◆ Task
Where the word "this" occurs in a line, return that line.

### Data supplied ###

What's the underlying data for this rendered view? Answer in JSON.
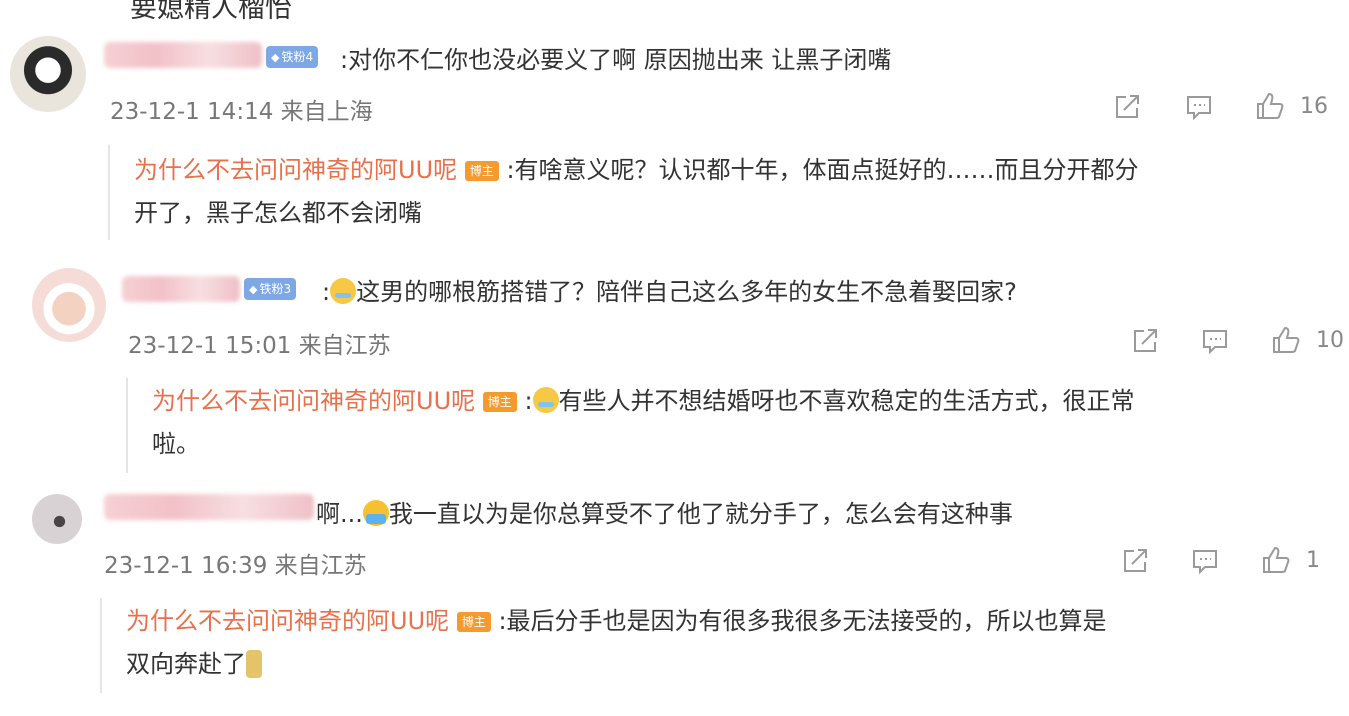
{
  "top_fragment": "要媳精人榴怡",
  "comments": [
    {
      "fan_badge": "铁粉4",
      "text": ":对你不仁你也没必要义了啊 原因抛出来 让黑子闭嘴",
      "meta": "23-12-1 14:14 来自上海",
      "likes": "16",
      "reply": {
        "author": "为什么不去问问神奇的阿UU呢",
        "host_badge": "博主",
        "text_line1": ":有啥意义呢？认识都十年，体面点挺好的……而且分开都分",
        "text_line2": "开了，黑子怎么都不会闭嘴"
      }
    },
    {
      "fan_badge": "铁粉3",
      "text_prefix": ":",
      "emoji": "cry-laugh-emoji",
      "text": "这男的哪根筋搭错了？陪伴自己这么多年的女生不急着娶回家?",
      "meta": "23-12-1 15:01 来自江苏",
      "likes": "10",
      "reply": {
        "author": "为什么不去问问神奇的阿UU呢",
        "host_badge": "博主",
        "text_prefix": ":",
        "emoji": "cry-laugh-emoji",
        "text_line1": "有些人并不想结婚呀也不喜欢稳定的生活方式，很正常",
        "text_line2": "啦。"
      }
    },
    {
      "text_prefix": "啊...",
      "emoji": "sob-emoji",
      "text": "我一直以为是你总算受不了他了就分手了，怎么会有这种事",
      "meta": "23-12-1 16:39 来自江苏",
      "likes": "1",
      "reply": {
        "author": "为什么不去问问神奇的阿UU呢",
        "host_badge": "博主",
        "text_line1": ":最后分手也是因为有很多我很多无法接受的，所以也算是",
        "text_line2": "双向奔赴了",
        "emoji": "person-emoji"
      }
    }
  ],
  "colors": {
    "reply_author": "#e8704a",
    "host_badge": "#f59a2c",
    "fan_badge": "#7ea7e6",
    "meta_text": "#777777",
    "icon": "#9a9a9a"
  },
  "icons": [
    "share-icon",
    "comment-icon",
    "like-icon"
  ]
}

###
### Data supplied ###

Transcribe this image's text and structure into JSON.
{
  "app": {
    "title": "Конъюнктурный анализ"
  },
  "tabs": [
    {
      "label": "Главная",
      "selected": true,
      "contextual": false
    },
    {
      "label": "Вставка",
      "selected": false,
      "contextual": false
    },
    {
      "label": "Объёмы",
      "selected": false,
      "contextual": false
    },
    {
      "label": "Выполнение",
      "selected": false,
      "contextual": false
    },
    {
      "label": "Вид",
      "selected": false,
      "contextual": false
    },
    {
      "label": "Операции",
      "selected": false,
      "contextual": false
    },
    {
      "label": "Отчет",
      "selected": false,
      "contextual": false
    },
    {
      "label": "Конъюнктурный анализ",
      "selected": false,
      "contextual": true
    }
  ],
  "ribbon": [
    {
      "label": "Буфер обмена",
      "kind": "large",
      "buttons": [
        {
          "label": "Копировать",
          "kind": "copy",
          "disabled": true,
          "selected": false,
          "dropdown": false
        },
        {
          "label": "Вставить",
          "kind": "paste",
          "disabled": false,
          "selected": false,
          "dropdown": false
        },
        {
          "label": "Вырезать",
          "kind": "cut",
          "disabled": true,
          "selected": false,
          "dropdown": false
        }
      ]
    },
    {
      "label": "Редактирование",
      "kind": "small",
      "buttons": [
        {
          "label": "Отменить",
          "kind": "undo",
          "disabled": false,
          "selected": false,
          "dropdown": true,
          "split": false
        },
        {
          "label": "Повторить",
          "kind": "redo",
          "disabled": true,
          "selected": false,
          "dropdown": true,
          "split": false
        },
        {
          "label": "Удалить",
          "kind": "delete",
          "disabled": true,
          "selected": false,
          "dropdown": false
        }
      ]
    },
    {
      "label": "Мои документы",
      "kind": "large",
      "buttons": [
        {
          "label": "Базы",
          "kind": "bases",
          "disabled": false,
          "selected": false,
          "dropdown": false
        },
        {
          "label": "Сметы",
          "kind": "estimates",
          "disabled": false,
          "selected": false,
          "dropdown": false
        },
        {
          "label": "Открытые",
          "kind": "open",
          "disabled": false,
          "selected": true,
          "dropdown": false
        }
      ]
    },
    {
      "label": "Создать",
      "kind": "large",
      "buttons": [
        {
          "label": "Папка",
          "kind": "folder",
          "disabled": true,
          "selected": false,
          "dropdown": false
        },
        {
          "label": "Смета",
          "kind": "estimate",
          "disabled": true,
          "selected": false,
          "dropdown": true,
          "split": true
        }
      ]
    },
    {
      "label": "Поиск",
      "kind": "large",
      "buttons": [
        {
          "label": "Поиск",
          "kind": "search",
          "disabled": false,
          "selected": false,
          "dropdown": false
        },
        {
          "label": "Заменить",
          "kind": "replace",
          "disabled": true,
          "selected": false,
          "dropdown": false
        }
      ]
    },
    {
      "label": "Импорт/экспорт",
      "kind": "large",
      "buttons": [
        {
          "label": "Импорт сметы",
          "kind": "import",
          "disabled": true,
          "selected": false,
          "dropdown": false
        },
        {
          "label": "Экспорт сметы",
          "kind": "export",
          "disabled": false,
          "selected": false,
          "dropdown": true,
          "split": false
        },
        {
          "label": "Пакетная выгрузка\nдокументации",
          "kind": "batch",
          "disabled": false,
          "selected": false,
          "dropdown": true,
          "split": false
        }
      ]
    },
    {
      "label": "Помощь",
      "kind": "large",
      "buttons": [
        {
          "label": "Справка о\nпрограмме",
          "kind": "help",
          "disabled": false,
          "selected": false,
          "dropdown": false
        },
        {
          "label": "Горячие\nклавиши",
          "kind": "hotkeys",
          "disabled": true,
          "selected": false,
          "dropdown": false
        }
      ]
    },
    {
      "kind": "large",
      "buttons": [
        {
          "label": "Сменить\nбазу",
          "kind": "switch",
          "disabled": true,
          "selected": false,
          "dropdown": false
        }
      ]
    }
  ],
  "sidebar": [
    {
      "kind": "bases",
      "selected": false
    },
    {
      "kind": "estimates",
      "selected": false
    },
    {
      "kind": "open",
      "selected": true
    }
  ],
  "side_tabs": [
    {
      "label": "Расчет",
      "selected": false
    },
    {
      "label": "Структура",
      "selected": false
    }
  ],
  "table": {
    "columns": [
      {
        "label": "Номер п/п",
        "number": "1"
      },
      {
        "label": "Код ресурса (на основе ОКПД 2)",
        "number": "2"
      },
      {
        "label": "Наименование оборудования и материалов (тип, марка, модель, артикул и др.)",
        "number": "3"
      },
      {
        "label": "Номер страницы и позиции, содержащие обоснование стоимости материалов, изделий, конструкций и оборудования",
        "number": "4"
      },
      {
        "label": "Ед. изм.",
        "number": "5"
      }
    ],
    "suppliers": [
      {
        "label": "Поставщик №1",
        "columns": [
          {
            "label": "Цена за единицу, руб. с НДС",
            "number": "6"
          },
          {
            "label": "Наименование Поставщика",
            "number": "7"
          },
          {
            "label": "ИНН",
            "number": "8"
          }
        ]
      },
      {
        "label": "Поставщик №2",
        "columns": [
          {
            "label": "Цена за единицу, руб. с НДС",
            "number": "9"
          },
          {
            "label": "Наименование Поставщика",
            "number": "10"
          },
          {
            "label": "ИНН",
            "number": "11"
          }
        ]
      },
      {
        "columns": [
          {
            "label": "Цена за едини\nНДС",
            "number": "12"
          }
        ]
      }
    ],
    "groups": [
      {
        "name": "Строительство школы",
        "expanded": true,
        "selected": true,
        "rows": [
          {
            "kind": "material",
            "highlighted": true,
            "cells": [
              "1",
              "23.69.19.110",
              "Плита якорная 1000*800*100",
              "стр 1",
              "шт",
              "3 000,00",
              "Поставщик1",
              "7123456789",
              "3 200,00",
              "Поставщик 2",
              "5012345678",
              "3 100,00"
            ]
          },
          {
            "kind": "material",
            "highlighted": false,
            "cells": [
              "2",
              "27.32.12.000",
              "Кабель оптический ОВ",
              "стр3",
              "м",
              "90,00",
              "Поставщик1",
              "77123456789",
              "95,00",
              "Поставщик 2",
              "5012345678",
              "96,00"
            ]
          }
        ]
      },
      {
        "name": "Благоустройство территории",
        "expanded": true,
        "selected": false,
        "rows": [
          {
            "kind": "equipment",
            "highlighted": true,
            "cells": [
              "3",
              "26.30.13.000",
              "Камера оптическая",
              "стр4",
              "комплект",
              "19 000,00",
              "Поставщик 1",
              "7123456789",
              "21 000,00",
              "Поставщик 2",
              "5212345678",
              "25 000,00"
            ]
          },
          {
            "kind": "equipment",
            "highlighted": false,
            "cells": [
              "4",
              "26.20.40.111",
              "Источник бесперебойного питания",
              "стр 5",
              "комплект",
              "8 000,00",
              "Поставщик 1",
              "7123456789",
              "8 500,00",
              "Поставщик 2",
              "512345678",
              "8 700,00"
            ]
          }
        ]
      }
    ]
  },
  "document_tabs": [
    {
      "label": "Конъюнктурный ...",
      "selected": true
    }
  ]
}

###

◆ Task result
What's the underlying data for this rendered view? Answer in JSON.
Transcribe this image's text and structure into JSON.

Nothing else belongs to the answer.